== Given exercise ==
Which lines of the records contain "ylabel"? Collect every one of them.

----

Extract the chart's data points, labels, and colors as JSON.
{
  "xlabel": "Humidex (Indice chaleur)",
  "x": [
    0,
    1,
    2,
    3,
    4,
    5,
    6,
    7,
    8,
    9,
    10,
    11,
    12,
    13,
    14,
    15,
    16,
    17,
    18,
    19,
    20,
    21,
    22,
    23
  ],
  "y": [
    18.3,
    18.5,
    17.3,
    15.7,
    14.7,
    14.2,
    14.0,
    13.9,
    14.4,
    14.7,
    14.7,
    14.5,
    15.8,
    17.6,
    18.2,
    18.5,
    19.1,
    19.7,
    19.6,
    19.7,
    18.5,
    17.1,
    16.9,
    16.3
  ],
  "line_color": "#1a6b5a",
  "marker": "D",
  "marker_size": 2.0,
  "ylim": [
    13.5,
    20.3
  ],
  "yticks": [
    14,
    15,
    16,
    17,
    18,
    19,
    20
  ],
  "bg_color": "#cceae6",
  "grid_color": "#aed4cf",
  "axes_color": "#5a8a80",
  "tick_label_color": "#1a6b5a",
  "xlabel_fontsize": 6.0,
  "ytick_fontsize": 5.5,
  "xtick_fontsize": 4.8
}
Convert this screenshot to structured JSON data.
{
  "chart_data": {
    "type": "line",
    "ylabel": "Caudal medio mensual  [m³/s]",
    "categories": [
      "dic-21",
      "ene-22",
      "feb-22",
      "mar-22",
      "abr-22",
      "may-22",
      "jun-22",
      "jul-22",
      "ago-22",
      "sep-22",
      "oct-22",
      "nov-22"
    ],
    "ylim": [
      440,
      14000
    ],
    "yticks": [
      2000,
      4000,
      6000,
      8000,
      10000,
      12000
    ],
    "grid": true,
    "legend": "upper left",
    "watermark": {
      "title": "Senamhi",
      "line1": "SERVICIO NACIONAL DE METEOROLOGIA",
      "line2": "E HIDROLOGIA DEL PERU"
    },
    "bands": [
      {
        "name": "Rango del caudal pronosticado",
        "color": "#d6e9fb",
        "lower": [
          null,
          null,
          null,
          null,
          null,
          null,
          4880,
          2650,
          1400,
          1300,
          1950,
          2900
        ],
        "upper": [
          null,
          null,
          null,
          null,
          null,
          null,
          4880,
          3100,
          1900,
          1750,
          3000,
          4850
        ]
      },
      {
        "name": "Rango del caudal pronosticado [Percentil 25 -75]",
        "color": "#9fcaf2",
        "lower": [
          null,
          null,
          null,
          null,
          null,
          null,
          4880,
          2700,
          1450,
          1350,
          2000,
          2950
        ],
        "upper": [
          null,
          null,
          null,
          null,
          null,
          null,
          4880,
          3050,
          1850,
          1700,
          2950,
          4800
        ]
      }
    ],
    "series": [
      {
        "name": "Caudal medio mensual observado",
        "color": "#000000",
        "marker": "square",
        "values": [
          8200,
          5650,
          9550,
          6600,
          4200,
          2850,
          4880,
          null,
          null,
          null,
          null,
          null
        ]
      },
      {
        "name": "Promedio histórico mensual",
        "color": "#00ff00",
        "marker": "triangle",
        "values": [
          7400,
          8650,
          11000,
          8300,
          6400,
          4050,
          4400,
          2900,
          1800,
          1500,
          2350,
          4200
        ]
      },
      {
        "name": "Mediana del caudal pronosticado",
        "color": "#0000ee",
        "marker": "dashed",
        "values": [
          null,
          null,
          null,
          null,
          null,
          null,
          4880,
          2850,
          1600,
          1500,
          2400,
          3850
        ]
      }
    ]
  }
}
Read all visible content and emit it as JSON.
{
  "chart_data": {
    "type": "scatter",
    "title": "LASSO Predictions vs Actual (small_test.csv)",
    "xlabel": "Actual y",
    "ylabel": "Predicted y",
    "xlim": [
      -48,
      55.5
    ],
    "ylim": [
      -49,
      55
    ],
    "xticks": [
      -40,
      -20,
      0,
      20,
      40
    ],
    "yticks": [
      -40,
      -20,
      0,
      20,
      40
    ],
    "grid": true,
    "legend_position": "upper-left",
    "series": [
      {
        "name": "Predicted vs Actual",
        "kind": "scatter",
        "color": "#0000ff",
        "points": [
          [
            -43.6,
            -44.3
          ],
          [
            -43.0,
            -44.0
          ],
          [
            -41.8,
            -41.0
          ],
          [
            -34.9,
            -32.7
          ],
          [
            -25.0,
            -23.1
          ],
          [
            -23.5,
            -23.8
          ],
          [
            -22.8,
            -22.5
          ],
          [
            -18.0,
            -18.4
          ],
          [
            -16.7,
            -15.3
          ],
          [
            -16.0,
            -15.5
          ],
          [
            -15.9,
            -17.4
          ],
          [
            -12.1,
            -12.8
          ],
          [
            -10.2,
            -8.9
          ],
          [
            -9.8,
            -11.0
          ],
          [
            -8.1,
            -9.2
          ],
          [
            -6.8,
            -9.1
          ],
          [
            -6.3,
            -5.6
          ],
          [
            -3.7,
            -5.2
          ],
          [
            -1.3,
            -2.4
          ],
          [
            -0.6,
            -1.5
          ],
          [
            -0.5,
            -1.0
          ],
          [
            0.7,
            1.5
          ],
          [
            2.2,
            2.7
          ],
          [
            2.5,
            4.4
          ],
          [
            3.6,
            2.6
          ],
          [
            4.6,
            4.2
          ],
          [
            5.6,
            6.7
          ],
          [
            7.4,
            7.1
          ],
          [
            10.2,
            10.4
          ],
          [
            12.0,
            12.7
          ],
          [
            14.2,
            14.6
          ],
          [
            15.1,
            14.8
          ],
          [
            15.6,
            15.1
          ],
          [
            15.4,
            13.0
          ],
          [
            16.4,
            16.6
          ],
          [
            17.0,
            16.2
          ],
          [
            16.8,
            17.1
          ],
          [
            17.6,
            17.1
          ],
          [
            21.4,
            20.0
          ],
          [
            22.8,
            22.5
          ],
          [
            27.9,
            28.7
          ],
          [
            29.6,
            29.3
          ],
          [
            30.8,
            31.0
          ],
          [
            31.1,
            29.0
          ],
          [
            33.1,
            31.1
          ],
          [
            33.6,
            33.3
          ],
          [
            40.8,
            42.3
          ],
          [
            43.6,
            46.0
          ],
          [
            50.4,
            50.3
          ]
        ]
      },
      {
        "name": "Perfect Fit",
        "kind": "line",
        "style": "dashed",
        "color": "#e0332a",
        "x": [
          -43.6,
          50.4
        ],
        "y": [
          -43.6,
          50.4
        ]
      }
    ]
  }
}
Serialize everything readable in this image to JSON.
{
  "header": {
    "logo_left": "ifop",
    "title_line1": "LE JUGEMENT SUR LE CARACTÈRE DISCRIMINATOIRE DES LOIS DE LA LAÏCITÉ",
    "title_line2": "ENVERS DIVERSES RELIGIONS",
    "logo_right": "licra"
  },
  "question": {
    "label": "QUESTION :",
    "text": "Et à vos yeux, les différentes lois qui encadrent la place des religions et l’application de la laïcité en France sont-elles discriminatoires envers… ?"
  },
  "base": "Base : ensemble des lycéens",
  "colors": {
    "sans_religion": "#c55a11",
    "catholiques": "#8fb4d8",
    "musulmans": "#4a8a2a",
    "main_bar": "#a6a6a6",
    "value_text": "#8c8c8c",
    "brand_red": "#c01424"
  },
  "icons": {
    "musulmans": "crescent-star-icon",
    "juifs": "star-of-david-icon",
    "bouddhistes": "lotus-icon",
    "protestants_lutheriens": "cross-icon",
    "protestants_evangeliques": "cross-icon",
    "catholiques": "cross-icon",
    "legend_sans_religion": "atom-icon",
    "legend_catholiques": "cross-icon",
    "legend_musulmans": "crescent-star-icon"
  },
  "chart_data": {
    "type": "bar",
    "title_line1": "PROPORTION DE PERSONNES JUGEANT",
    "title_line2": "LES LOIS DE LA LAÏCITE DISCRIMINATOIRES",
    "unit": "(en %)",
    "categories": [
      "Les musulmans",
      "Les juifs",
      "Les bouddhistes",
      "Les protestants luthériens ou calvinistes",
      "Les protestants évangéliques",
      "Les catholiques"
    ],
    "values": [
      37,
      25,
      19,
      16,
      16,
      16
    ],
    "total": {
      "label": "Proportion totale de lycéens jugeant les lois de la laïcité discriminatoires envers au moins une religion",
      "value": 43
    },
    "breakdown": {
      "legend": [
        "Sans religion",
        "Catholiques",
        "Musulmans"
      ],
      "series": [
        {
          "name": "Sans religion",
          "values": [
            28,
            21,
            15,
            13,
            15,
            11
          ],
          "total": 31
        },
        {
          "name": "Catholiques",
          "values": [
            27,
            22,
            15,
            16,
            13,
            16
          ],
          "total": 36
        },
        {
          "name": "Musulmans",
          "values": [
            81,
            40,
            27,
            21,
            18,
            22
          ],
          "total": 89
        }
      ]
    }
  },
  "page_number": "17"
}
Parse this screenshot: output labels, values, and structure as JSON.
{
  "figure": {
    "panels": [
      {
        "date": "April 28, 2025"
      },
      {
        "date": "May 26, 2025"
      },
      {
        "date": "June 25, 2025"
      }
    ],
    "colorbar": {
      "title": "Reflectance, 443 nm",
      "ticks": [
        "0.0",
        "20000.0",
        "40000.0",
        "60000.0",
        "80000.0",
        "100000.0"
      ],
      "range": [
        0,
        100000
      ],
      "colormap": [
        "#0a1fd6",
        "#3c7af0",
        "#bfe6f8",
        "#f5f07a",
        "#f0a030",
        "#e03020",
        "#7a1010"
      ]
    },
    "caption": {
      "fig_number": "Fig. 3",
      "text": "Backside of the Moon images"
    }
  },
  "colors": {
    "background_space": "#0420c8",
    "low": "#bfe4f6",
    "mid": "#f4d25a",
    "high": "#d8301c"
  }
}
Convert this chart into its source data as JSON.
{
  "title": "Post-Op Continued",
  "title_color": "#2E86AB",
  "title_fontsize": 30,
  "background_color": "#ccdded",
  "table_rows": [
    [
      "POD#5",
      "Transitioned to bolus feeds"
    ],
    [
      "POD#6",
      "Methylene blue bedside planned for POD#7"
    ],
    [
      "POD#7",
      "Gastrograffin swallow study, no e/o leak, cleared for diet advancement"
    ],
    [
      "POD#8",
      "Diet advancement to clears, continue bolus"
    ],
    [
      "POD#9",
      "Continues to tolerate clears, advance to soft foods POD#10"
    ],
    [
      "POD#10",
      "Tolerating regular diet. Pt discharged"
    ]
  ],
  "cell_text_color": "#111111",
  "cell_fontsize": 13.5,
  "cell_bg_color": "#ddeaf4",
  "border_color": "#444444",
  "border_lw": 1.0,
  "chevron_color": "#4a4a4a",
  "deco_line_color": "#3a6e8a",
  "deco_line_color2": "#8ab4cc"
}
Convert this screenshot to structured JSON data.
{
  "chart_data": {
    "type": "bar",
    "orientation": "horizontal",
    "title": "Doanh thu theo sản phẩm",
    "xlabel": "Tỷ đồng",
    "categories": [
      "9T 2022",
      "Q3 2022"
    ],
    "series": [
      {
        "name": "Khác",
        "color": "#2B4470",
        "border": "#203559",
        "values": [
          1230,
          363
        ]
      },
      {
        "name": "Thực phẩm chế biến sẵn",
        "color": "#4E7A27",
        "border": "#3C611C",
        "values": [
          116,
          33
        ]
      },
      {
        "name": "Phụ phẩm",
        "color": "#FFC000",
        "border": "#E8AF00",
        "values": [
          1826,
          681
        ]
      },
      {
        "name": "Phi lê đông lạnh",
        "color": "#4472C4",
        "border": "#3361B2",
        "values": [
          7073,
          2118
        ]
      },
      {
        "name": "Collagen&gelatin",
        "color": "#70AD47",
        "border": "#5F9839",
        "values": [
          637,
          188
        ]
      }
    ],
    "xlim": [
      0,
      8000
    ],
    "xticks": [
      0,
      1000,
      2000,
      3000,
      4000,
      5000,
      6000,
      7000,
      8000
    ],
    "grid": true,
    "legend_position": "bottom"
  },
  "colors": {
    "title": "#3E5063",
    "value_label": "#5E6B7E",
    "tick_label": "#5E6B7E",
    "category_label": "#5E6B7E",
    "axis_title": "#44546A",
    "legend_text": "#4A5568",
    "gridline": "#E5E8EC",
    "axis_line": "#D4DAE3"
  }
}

----

== Solution to this exercise ==
    "ylabel": "Caudal medio mensual  [m³/s]",
    "ylabel": "Predicted y",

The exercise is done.